▸ **Stored data**
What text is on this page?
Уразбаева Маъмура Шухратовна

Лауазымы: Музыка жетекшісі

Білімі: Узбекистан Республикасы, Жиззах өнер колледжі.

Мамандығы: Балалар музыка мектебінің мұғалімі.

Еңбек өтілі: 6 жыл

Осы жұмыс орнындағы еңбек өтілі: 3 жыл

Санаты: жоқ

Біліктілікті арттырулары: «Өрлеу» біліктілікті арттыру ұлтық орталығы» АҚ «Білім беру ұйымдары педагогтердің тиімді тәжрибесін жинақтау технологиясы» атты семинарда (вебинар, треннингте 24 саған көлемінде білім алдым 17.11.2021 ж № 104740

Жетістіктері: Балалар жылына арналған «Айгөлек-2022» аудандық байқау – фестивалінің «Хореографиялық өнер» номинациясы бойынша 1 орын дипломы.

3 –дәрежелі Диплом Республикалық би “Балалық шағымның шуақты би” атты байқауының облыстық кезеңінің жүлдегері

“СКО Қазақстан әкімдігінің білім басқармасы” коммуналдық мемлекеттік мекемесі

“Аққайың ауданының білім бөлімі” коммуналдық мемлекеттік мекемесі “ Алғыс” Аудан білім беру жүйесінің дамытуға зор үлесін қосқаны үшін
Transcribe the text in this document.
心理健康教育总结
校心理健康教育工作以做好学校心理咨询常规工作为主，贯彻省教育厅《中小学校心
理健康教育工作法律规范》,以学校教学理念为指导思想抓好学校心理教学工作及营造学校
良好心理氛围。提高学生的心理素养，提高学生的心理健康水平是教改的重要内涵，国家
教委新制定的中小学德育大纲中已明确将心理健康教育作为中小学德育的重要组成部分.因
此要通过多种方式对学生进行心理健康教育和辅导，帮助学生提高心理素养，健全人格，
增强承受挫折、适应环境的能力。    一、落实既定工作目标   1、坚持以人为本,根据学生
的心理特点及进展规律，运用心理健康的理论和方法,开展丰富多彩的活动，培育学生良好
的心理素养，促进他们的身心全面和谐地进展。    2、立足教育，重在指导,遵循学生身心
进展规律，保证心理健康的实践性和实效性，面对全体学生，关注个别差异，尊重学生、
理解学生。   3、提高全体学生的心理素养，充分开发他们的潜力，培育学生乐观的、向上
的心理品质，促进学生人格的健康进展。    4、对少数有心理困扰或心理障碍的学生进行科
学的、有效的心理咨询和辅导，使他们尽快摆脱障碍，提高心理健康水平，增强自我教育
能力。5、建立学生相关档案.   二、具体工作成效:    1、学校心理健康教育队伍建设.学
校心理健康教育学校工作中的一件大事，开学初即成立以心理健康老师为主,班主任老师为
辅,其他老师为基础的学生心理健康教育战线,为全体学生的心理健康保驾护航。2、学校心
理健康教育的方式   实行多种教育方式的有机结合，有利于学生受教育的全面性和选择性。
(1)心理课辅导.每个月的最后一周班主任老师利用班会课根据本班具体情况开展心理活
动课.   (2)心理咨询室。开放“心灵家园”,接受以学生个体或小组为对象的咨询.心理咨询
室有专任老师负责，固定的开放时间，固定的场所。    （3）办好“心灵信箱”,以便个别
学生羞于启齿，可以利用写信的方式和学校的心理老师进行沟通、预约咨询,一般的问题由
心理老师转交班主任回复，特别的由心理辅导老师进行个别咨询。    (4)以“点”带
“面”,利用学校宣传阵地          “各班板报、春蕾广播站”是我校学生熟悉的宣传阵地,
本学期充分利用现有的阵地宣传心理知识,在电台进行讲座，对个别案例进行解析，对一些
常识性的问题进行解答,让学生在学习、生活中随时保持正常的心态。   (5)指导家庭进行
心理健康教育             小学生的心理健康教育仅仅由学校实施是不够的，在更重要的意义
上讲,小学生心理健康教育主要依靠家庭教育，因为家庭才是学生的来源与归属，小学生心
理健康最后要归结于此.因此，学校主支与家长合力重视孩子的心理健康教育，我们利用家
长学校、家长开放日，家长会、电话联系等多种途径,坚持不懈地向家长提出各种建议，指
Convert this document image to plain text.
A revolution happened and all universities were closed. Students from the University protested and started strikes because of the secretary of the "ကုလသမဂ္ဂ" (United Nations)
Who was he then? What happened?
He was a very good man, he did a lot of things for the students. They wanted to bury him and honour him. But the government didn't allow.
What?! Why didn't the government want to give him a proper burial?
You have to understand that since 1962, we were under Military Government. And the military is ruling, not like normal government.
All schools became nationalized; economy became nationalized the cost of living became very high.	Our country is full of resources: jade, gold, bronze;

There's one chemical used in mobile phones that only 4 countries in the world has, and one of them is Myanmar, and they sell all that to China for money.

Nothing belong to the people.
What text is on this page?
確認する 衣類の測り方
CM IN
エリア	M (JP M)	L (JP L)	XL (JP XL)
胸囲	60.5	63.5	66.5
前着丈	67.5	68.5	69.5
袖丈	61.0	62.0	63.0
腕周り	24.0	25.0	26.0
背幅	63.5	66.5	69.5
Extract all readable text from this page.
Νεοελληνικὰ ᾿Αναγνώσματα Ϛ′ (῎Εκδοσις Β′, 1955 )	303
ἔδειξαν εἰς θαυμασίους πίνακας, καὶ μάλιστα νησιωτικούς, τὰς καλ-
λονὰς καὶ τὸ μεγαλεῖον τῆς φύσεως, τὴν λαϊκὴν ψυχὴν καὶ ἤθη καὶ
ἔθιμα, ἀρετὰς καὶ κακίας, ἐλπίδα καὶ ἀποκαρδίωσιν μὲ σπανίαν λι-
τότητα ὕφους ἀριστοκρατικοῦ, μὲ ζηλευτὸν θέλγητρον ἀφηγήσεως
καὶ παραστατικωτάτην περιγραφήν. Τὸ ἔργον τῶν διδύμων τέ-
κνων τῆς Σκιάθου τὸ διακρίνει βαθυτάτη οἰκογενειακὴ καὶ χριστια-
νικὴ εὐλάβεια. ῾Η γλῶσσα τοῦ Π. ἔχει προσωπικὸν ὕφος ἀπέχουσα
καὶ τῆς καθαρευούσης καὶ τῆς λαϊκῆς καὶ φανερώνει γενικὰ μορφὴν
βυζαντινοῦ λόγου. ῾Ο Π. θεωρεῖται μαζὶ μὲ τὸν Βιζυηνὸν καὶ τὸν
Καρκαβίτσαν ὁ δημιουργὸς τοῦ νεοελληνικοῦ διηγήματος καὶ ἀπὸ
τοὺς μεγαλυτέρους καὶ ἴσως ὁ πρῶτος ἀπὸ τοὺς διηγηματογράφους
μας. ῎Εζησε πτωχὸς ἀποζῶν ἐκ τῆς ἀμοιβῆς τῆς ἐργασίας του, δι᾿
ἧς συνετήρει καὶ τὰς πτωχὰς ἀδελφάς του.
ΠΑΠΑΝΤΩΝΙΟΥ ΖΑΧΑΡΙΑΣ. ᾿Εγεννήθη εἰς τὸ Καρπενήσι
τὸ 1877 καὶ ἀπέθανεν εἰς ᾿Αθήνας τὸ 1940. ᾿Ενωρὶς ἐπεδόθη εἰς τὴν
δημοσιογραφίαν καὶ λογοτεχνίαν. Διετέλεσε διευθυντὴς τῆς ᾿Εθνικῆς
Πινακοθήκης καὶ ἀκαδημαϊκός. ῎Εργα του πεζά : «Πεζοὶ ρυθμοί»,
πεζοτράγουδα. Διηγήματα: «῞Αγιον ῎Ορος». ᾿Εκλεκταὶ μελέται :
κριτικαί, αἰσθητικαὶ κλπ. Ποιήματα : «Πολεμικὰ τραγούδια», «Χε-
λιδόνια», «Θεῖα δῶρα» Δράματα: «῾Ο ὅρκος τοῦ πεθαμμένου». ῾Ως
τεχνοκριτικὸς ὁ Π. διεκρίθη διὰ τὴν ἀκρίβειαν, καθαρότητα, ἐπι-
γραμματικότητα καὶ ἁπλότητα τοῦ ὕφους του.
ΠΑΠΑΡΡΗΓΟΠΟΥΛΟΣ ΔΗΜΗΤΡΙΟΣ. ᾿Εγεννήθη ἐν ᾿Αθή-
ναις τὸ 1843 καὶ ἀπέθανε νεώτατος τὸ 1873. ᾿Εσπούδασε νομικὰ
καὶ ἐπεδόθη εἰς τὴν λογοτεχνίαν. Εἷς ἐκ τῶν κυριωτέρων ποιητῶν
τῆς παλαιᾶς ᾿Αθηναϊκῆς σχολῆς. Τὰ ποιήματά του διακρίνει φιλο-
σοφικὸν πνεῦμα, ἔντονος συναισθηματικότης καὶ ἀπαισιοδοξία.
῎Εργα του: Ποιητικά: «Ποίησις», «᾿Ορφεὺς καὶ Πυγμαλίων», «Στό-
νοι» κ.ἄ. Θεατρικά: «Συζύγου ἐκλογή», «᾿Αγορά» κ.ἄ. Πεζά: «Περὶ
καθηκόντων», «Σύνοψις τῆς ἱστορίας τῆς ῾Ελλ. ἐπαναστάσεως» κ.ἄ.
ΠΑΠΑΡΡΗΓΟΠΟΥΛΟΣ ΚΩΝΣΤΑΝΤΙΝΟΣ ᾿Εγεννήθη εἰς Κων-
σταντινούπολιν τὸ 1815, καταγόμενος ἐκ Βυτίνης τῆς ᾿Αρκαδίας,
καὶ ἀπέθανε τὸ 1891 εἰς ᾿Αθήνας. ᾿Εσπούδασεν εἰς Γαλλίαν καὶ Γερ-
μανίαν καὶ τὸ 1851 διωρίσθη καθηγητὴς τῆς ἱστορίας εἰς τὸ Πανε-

▸ **Aim of the exercise**
Identify and list each line with the word "text".

▸ **Complete output**
What text is on this page?
Transcribe the text in this document.
Convert this document image to plain text.
What text is on this page?
Extract all readable text from this page.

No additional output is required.